#### What to do:
Copy out each line of the listing that has the word "temperature" in it.

— start —

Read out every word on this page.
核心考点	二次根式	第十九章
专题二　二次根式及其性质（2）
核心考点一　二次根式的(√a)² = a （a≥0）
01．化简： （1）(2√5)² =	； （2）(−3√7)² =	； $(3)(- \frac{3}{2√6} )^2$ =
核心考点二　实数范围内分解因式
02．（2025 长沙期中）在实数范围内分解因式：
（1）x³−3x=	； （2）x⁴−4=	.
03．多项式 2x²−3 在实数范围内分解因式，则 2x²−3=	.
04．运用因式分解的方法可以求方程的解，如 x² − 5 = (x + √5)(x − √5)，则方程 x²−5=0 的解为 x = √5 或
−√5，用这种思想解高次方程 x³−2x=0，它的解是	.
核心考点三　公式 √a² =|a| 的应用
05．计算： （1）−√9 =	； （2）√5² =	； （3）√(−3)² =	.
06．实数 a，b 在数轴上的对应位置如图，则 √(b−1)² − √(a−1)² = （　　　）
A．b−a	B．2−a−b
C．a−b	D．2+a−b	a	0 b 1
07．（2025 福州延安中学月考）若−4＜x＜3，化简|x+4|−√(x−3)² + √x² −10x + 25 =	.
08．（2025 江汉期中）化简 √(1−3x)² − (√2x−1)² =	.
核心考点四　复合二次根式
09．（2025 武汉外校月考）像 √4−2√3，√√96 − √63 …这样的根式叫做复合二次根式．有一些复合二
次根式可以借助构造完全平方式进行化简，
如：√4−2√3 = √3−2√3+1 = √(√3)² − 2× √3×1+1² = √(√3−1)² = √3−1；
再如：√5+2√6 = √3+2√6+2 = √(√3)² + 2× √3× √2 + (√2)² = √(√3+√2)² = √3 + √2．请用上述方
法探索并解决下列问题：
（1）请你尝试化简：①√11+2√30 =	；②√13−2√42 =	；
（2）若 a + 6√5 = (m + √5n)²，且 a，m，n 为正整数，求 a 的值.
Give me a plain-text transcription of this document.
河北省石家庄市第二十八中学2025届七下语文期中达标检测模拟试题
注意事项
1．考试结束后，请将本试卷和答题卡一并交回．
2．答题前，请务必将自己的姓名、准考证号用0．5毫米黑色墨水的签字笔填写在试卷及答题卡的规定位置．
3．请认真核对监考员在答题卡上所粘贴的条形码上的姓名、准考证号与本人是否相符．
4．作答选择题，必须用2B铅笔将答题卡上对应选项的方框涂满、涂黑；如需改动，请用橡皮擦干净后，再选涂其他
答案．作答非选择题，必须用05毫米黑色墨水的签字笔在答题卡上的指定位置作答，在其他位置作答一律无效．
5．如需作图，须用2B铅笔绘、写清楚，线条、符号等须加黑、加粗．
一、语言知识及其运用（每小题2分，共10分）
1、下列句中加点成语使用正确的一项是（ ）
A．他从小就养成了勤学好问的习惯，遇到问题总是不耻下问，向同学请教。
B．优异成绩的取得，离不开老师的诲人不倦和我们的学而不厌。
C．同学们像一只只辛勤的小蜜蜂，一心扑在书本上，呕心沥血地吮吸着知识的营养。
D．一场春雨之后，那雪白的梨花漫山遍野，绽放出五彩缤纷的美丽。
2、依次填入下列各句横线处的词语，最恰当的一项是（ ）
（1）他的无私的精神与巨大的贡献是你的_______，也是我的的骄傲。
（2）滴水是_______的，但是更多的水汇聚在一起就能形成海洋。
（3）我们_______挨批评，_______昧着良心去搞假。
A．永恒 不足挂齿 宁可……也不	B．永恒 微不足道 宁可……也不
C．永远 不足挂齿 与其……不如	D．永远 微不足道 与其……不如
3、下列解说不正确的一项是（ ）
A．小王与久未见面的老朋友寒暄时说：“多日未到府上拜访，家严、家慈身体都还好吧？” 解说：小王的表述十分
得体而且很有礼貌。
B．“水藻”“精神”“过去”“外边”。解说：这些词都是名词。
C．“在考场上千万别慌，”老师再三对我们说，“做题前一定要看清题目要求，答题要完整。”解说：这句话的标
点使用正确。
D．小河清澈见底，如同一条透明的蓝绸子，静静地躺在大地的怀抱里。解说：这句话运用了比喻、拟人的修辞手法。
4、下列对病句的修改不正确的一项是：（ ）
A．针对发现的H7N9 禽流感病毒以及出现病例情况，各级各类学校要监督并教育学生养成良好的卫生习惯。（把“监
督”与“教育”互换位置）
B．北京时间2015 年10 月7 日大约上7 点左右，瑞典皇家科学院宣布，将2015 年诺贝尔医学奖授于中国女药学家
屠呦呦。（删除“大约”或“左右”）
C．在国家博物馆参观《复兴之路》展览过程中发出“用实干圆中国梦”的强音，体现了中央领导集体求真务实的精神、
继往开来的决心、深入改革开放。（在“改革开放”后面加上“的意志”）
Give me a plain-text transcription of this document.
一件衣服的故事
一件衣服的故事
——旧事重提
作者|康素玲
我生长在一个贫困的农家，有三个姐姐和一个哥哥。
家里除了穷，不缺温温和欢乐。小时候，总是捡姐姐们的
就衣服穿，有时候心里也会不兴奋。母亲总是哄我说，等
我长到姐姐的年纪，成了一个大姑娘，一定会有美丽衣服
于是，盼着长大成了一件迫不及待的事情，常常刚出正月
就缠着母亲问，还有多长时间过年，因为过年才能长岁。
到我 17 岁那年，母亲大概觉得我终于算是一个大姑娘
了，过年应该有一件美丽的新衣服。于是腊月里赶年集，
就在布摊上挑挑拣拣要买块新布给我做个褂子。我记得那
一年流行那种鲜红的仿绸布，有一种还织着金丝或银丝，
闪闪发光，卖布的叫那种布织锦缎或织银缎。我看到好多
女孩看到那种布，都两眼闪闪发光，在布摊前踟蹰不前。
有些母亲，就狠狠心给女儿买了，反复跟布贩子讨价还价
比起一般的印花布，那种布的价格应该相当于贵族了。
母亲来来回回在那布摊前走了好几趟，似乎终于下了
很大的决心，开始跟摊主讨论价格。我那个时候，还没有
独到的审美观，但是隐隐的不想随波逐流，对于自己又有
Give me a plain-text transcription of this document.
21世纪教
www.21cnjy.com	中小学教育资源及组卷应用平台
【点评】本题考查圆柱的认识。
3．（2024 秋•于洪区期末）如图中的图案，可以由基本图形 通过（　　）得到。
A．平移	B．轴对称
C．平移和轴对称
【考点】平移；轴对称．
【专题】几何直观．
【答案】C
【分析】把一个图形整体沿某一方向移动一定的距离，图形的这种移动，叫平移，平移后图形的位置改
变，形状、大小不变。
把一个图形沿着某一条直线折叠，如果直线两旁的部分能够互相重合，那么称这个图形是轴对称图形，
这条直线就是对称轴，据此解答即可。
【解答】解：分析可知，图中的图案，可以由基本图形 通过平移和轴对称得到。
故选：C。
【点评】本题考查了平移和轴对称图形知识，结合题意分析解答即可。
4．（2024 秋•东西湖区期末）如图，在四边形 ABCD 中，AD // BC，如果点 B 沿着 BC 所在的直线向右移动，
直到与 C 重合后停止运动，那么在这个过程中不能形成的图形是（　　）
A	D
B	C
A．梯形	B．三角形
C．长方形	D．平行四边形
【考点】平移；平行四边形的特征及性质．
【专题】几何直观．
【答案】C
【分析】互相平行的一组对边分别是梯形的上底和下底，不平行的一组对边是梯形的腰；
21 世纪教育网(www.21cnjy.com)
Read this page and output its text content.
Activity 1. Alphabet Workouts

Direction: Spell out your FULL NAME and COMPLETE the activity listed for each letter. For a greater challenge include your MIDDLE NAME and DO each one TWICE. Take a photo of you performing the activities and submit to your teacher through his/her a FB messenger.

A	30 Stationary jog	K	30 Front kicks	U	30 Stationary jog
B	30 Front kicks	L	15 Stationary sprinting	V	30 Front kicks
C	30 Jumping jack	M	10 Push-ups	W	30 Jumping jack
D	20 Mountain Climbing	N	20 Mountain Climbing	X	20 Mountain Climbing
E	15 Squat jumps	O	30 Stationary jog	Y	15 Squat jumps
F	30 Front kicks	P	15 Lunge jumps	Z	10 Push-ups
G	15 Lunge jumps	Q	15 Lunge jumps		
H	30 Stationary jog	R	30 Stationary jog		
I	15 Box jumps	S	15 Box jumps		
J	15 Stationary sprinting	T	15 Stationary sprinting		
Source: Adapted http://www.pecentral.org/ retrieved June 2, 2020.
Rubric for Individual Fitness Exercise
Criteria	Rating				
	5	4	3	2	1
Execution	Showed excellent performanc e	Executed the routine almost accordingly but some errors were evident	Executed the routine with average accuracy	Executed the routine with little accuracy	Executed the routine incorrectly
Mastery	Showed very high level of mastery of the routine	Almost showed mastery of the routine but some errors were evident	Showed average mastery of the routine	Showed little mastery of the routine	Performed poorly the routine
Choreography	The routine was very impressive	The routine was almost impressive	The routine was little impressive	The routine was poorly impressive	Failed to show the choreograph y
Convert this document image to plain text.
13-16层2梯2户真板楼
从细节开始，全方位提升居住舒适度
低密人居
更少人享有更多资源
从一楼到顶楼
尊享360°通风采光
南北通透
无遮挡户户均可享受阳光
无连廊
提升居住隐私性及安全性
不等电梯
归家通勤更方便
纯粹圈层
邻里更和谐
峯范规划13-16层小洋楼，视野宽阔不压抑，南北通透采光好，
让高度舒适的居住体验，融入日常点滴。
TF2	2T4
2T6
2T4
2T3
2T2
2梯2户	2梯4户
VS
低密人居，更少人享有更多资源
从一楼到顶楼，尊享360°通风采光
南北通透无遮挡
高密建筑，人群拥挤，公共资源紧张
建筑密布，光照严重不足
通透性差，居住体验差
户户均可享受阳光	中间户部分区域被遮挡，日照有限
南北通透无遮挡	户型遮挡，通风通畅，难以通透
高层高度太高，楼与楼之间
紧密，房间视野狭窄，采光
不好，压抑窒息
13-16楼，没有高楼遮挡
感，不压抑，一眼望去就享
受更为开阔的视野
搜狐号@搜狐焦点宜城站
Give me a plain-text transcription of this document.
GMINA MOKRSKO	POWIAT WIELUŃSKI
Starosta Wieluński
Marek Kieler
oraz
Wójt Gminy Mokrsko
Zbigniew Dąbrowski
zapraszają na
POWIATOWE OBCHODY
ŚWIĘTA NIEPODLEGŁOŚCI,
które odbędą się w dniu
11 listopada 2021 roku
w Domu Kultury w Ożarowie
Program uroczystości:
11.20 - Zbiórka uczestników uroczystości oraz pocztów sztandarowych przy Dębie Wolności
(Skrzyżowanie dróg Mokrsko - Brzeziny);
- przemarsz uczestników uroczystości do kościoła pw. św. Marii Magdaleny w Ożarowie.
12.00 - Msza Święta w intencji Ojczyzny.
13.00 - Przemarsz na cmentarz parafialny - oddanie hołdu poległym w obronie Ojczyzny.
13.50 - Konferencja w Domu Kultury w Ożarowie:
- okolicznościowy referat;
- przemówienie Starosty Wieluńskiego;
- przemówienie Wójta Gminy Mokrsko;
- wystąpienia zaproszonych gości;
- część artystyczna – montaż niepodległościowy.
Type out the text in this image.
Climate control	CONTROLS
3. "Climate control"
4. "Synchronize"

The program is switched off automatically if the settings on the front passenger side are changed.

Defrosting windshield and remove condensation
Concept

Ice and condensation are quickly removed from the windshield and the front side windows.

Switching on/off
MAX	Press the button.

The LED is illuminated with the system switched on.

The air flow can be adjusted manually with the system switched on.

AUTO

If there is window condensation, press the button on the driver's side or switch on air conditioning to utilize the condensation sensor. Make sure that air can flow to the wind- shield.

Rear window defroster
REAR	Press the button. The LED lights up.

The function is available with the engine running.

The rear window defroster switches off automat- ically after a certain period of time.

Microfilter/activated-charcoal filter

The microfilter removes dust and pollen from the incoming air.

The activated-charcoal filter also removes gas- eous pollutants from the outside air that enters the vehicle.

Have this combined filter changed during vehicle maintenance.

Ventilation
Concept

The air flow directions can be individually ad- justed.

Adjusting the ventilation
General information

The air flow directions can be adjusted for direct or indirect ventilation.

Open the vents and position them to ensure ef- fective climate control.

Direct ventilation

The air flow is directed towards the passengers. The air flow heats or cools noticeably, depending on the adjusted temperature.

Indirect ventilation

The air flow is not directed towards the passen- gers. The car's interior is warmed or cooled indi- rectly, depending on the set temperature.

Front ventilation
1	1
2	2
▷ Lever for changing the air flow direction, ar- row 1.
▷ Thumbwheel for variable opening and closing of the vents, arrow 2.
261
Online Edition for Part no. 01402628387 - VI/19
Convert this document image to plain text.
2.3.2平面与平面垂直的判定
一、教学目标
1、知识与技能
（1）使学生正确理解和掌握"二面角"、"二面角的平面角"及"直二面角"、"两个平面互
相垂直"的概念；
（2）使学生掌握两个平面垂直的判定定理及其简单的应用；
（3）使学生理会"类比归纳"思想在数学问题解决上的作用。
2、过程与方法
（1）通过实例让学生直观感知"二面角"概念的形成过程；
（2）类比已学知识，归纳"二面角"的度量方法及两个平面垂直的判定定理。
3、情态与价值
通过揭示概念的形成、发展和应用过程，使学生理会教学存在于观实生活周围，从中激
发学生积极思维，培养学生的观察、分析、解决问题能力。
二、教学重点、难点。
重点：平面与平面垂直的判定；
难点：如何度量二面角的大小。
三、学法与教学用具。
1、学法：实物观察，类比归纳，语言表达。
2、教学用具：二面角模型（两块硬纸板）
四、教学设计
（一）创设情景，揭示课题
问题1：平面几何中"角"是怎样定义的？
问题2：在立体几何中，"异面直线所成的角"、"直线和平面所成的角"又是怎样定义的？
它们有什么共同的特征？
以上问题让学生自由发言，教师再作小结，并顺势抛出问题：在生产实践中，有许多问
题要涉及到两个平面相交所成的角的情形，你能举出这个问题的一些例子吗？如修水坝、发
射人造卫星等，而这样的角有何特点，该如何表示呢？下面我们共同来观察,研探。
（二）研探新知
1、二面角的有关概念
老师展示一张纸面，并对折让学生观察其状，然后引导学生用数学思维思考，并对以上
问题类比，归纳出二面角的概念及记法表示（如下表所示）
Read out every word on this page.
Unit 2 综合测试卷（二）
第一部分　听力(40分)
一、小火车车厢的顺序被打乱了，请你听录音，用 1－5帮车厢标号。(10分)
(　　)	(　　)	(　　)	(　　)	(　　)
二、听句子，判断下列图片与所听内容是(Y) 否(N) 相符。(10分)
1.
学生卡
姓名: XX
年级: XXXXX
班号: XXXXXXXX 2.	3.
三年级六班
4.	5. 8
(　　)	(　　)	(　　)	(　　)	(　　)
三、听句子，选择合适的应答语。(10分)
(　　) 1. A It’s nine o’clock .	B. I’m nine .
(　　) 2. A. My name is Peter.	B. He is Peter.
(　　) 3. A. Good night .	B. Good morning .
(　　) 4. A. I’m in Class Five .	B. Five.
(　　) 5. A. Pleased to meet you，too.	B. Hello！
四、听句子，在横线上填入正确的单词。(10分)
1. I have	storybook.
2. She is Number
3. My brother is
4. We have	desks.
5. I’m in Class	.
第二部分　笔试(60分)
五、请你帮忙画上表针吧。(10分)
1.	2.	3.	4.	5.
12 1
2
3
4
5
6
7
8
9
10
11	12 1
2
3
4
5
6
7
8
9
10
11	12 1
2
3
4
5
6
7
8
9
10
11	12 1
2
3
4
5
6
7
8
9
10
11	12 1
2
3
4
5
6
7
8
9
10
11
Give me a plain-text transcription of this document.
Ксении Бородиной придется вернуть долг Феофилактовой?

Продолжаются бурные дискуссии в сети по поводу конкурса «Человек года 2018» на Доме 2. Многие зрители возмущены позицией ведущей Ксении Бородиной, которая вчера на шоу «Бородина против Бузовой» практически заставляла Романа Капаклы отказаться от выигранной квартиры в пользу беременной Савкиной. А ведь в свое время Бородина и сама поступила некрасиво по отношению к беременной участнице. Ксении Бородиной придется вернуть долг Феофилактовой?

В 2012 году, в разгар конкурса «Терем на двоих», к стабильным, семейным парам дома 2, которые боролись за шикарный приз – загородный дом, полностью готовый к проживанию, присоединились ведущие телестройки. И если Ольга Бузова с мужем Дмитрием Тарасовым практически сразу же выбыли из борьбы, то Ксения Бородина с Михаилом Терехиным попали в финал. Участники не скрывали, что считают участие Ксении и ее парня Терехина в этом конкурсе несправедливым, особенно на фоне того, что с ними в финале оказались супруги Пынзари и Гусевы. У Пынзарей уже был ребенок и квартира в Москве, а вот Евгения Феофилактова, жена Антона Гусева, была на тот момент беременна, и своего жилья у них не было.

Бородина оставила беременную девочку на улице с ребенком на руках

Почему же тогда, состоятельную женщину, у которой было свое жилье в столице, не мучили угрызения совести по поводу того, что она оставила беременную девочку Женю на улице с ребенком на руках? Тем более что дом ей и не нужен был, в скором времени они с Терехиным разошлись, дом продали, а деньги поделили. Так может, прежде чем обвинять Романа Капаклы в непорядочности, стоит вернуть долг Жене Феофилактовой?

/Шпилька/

— end —

#### Solution to this exercise:
The air flow is directed towards the passengers. The air flow heats or cools noticeably, depending on the adjusted temperature.
The air flow is not directed towards the passen- gers. The car's interior is warmed or cooled indi- rectly, depending on the set temperature.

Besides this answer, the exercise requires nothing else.